··· Data for this exercise ···

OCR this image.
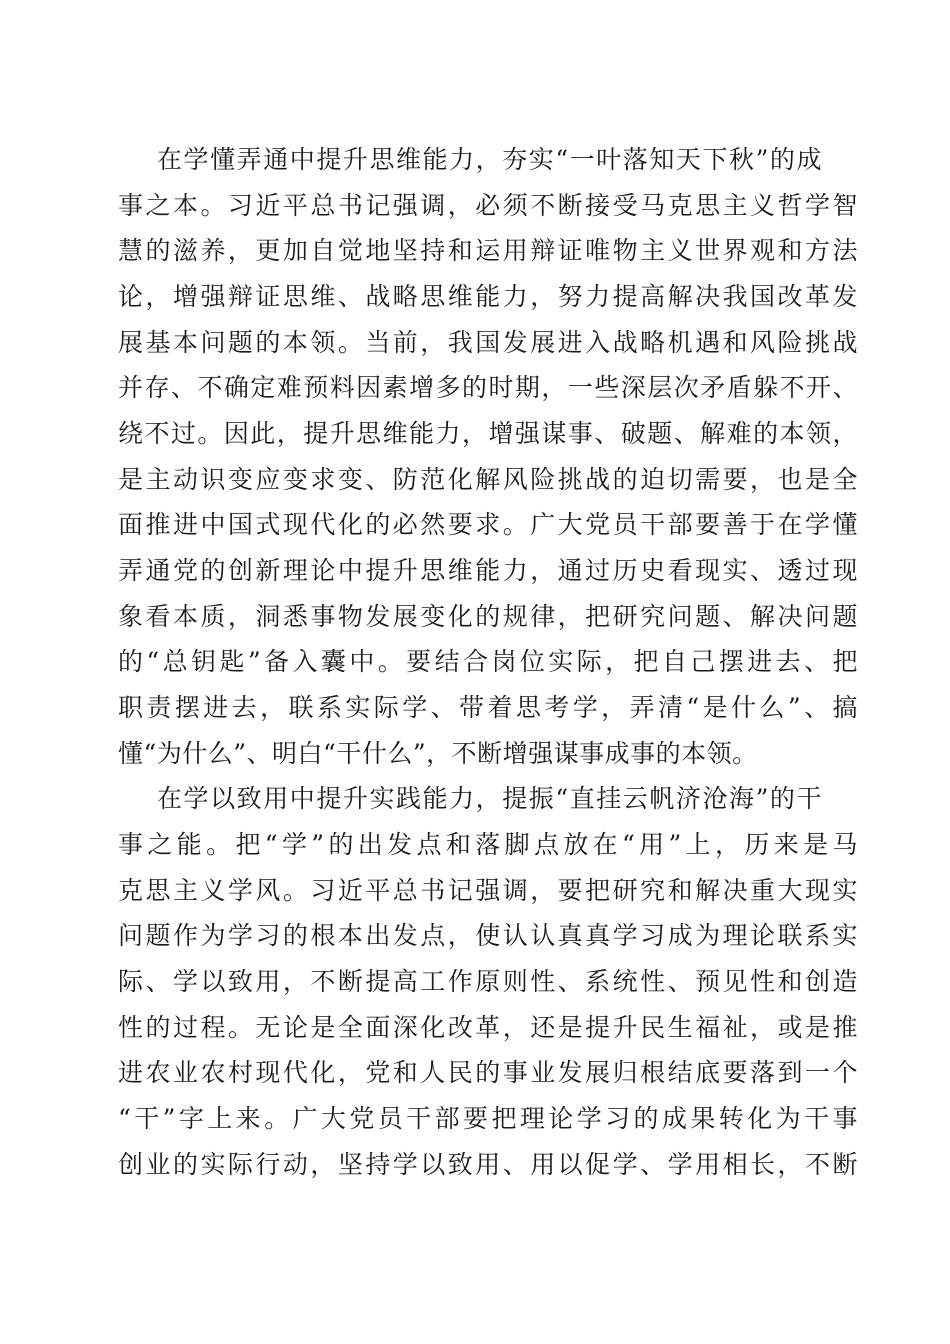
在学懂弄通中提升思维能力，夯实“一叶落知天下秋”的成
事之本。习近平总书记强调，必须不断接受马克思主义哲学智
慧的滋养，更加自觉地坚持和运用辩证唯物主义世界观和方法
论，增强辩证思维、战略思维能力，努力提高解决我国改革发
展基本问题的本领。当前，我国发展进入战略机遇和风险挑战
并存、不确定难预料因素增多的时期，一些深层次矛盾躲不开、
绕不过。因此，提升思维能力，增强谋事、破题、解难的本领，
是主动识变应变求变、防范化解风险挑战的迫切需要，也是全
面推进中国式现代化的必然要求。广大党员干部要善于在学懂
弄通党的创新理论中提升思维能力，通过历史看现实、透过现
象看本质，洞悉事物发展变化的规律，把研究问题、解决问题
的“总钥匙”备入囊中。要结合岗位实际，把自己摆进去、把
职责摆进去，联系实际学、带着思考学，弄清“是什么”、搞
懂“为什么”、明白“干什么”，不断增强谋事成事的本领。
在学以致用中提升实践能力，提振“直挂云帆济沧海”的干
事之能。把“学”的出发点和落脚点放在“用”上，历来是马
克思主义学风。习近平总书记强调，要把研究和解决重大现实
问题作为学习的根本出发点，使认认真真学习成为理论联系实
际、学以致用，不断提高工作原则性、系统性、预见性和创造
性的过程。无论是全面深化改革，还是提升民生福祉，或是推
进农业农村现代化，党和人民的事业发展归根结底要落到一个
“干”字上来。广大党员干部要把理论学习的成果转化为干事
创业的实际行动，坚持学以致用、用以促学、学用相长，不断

···

**Written problem**
Gather and copy every line of the data in which the string "习近平总书记强调" is found.

**Finished answer**
事之本。习近平总书记强调，必须不断接受马克思主义哲学智
克思主义学风。习近平总书记强调，要把研究和解决重大现实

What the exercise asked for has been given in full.